──────── Passo citato ────────

VIII) La bellezza è amica del mito e nemica della dea ragione.
La bellezza non è figlia del proprio tempo, delle sue ragioni e delle sue miserie. La bellezza è una fuoruscita dal tempo profano, dalla ragione strumentale e dal quotidiano travaglio. Attinge le sue risorse da un evento primordiale, archetipico, originario. E genera a sua volta fuoruscite dal tempo e dallo spazio profano. La bellezza suscita (ed è suscitata) facoltà mitopoietica. La bellezza è la soglia tra la realtà e il mito.
IX) La bellezza è amica dello spazio e nemica del tempo.
Alla bellezza si addice l’istante e l’eterno, non la durata. Non c’è progresso nella bellezza; perchè la bellezza è un’armonia atemporale, è una visione e non una successione. Il tempo può corrompere la bellezza, deteriorarla, ma non può scalfire la sua rivelazione, l’intensità del suo svelarsi, del suo venire alla luce. La bellezza resiste al muro del tempo, si nega al divenire, per restare folgore di un istante e promessa di eterno.
X) La bellezza è amica dell’essere e nemica del niente.
Il bello e il buono non coincidono nella vita terrena; a volte perfino configgono. Ma l’origine trascendente del bello è la stessa origine trascendente del bene. La bellezza, infatti, è la vittoria dell’essere sul niente, della creatività sulla decreazione, del fondamento sulla decostruzione. La bellezza è nascita, a volte rinascita, e non morte; è passaggio dalla potenza all’atto e non dall’atto all’impotenza; perché il bello è fecondo, il suo contrario è sterilità. Nella bellezza il mondo diviene ciò che è, non segue la china alienante che viaggia dall’essere al niente. L’artista è maieuta dell’essere.
La bellezza sensibile evoca in noi una gioia che riempie i sensi ma raggiunge stati soprasensibili che noi chiamiamo spirituali. È come se attraverso i sensi la bellezza riuscisse a comunicare con l’anima e attraverso i luoghi e i tempi riuscisse a evocare l’origine. Nel suo senso più profondo la bellezza è ierofania, apparizione del sacro. La bellezza è il più vistoso presagio di beatitudine, l’accenno terrestre alla perfezione celeste, l’acconto di paradiso in terra. Perché il Bello nel suo senso più ultimo è il simbolo del Bene, ovvero la metà visibile della tessera. L’altra metà abita nei cieli.

──────── Informazioni estratte ────────

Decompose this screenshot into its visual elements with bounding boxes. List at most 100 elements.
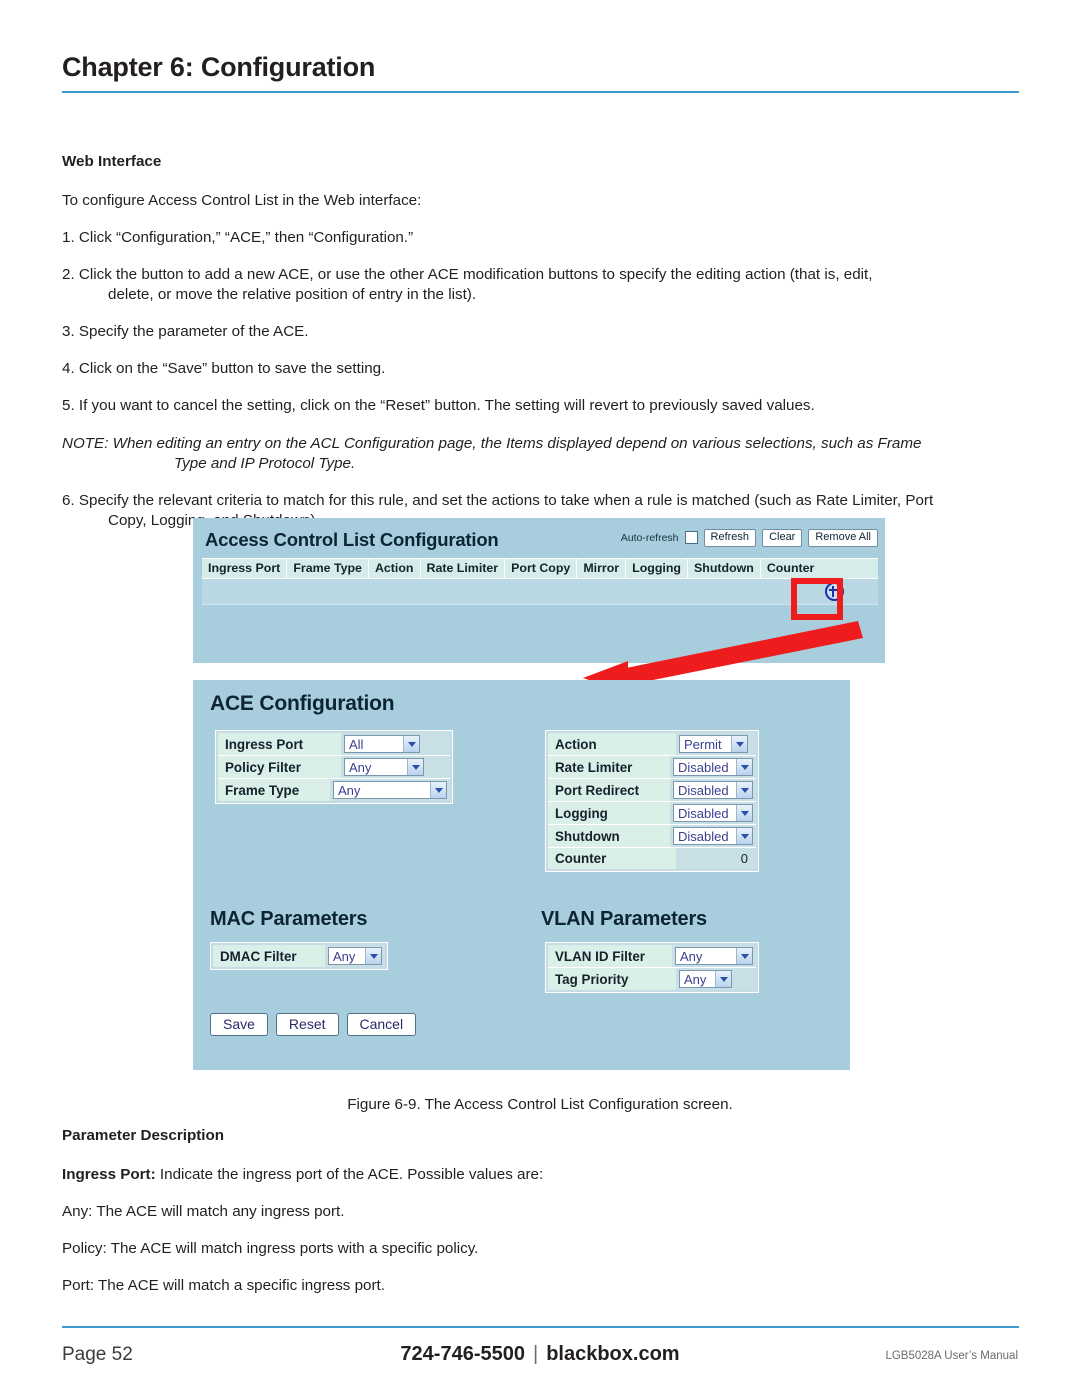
page-title: Chapter 6: Configuration — [62, 52, 376, 82]
tag-priority-select[interactable]: Any — [679, 970, 732, 988]
value-ingress-port: All — [341, 733, 450, 755]
ace-left-fields: Ingress Port All Policy Filter Any Frame… — [215, 730, 453, 804]
frame-type-value: Any — [338, 782, 361, 798]
logging-select[interactable]: Disabled — [673, 804, 753, 822]
footer-manual-name: LGB5028A User’s Manual — [885, 1350, 1018, 1362]
ace-right-fields: Action Permit Rate Limiter Disabled Port… — [545, 730, 759, 872]
field-row-vlan-id-filter: VLAN ID Filter Any — [548, 945, 756, 968]
port-redirect-select[interactable]: Disabled — [673, 781, 753, 799]
tag-priority-value: Any — [684, 971, 707, 987]
mac-parameters-title: MAC Parameters — [210, 908, 368, 930]
value-shutdown: Disabled — [670, 825, 756, 847]
document-page: Chapter 6: Configuration Web Interface T… — [0, 0, 1080, 1397]
footer-separator: | — [532, 1343, 539, 1365]
logging-value: Disabled — [678, 805, 729, 821]
step-6-line-1: 6. Specify the relevant criteria to matc… — [62, 491, 934, 509]
acl-toolbar: Auto-refresh Refresh Clear Remove All — [621, 529, 878, 547]
field-row-policy-filter: Policy Filter Any — [218, 756, 450, 779]
chevron-down-icon — [736, 948, 752, 964]
value-tag-priority: Any — [676, 968, 756, 990]
frame-type-select[interactable]: Any — [333, 781, 447, 799]
field-row-frame-type: Frame Type Any — [218, 779, 450, 801]
column-frame-type: Frame Type — [287, 559, 369, 578]
ingress-port-select[interactable]: All — [344, 735, 420, 753]
column-logging: Logging — [626, 559, 688, 578]
acl-table-header-row: Ingress Port Frame Type Action Rate Limi… — [202, 558, 878, 579]
label-port-redirect: Port Redirect — [548, 779, 670, 801]
value-vlan-id-filter: Any — [672, 945, 756, 967]
field-row-action: Action Permit — [548, 733, 756, 756]
vlan-id-filter-value: Any — [680, 948, 703, 964]
label-rate-limiter: Rate Limiter — [548, 756, 670, 778]
ace-action-buttons: Save Reset Cancel — [210, 1013, 417, 1036]
value-frame-type: Any — [330, 779, 450, 801]
header-divider — [62, 91, 1019, 93]
step-5: 5. If you want to cancel the setting, cl… — [62, 397, 815, 415]
reset-button[interactable]: Reset — [275, 1013, 339, 1036]
note-line-2: Type and IP Protocol Type. — [174, 454, 356, 472]
field-row-counter: Counter 0 — [548, 848, 756, 869]
step-2-line-1: 2. Click the button to add a new ACE, or… — [62, 266, 873, 284]
value-any-description: Any: The ACE will match any ingress port… — [62, 1203, 345, 1221]
column-action: Action — [369, 559, 421, 578]
column-rate-limiter: Rate Limiter — [421, 559, 506, 578]
step-1: 1. Click “Configuration,” “ACE,” then “C… — [62, 229, 414, 247]
figure-screenshot: Access Control List Configuration Auto-r… — [193, 518, 893, 1073]
ace-configuration-panel: ACE Configuration Ingress Port All Polic… — [193, 680, 850, 1070]
shutdown-value: Disabled — [678, 828, 729, 844]
cancel-button[interactable]: Cancel — [346, 1013, 417, 1036]
column-ingress-port: Ingress Port — [202, 559, 288, 578]
footer-website: blackbox.com — [546, 1343, 680, 1365]
acl-configuration-panel: Access Control List Configuration Auto-r… — [193, 518, 885, 663]
rate-limiter-select[interactable]: Disabled — [673, 758, 753, 776]
action-value: Permit — [684, 736, 722, 752]
value-port-redirect: Disabled — [670, 779, 756, 801]
acl-table-empty-row — [202, 579, 878, 605]
label-action: Action — [548, 733, 676, 755]
refresh-button[interactable]: Refresh — [703, 529, 757, 547]
chevron-down-icon — [731, 736, 747, 752]
policy-filter-select[interactable]: Any — [344, 758, 424, 776]
vlan-id-filter-select[interactable]: Any — [675, 947, 753, 965]
step-2-line-2: delete, or move the relative position of… — [108, 286, 477, 304]
chevron-down-icon — [403, 736, 419, 752]
dmac-filter-value: Any — [333, 948, 356, 964]
value-dmac-filter: Any — [325, 945, 385, 967]
label-counter: Counter — [548, 848, 676, 869]
save-button[interactable]: Save — [210, 1013, 268, 1036]
port-redirect-value: Disabled — [678, 782, 729, 798]
shutdown-select[interactable]: Disabled — [673, 827, 753, 845]
field-row-port-redirect: Port Redirect Disabled — [548, 779, 756, 802]
step-3: 3. Specify the parameter of the ACE. — [62, 323, 309, 341]
value-policy-description: Policy: The ACE will match ingress ports… — [62, 1240, 479, 1258]
value-logging: Disabled — [670, 802, 756, 824]
action-select[interactable]: Permit — [679, 735, 748, 753]
field-row-tag-priority: Tag Priority Any — [548, 968, 756, 990]
field-row-shutdown: Shutdown Disabled — [548, 825, 756, 848]
dmac-filter-select[interactable]: Any — [328, 947, 382, 965]
chevron-down-icon — [736, 828, 752, 844]
parameter-description-block: Parameter Description Ingress Port: Indi… — [62, 1126, 1019, 1313]
mac-parameters-fields: DMAC Filter Any — [210, 942, 388, 970]
chevron-down-icon — [430, 782, 446, 798]
vlan-parameters-fields: VLAN ID Filter Any Tag Priority Any — [545, 942, 759, 993]
chevron-down-icon — [365, 948, 381, 964]
step-4: 4. Click on the “Save” button to save th… — [62, 360, 386, 378]
section-heading: Web Interface — [62, 153, 162, 170]
clear-button[interactable]: Clear — [762, 529, 803, 547]
remove-all-button[interactable]: Remove All — [808, 529, 878, 547]
note-paragraph: NOTE: When editing an entry on the ACL C… — [62, 434, 1019, 474]
acl-panel-title: Access Control List Configuration — [205, 529, 499, 550]
step-2: 2. Click the button to add a new ACE, or… — [62, 265, 1019, 305]
note-line-1: NOTE: When editing an entry on the ACL C… — [62, 434, 922, 452]
policy-filter-value: Any — [349, 759, 372, 775]
intro-paragraph: To configure Access Control List in the … — [62, 192, 422, 210]
field-row-logging: Logging Disabled — [548, 802, 756, 825]
ingress-port-term: Ingress Port: — [62, 1166, 156, 1184]
chevron-down-icon — [736, 759, 752, 775]
counter-value: 0 — [676, 848, 756, 869]
field-row-rate-limiter: Rate Limiter Disabled — [548, 756, 756, 779]
auto-refresh-checkbox[interactable] — [684, 531, 698, 545]
label-logging: Logging — [548, 802, 670, 824]
label-ingress-port: Ingress Port — [218, 733, 341, 755]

────────

• _Compiti scritti_
1/ Riscrivi il passo sulla bellezza da "Alla bellezza si" fino a "nemica del niente." compreso, scambiando "folgore" con "lampo".
2/ Duplica le righe dell'elenco dalla riga con "page-title: Chapter 6: Configuration" fino alla riga con "logging-value: Disabled —" compresa.

• _Soluzioni per compito_
1/
Alla bellezza si addice l’istante e l’eterno, non la durata. Non c’è progresso nella bellezza; perchè la bellezza è un’armonia atemporale, è una visione e non una successione. Il tempo può corrompere la bellezza, deteriorarla, ma non può scalfire la sua rivelazione, l’intensità del suo svelarsi, del suo venire alla luce. La bellezza resiste al muro del tempo, si nega al divenire, per restare lampo di un istante e promessa di eterno.
X) La bellezza è amica dell’essere e nemica del niente.

2/
page-title: Chapter 6: Configuration — [62, 52, 376, 82]
tag-priority-select[interactable]: Any — [679, 970, 732, 988]
value-ingress-port: All — [341, 733, 450, 755]
ace-left-fields: Ingress Port All Policy Filter Any Frame… — [215, 730, 453, 804]
frame-type-value: Any — [338, 782, 361, 798]
logging-select[interactable]: Disabled — [673, 804, 753, 822]
footer-manual-name: LGB5028A User’s Manual — [885, 1350, 1018, 1362]
ace-right-fields: Action Permit Rate Limiter Disabled Port… — [545, 730, 759, 872]
field-row-vlan-id-filter: VLAN ID Filter Any — [548, 945, 756, 968]
port-redirect-select[interactable]: Disabled — [673, 781, 753, 799]
tag-priority-value: Any — [684, 971, 707, 987]
mac-parameters-title: MAC Parameters — [210, 908, 368, 930]
value-shutdown: Disabled — [670, 825, 756, 847]
document-page: Chapter 6: Configuration Web Interface T… — [0, 0, 1080, 1397]
footer-separator: | — [532, 1343, 539, 1365]
logging-value: Disabled — [678, 805, 729, 821]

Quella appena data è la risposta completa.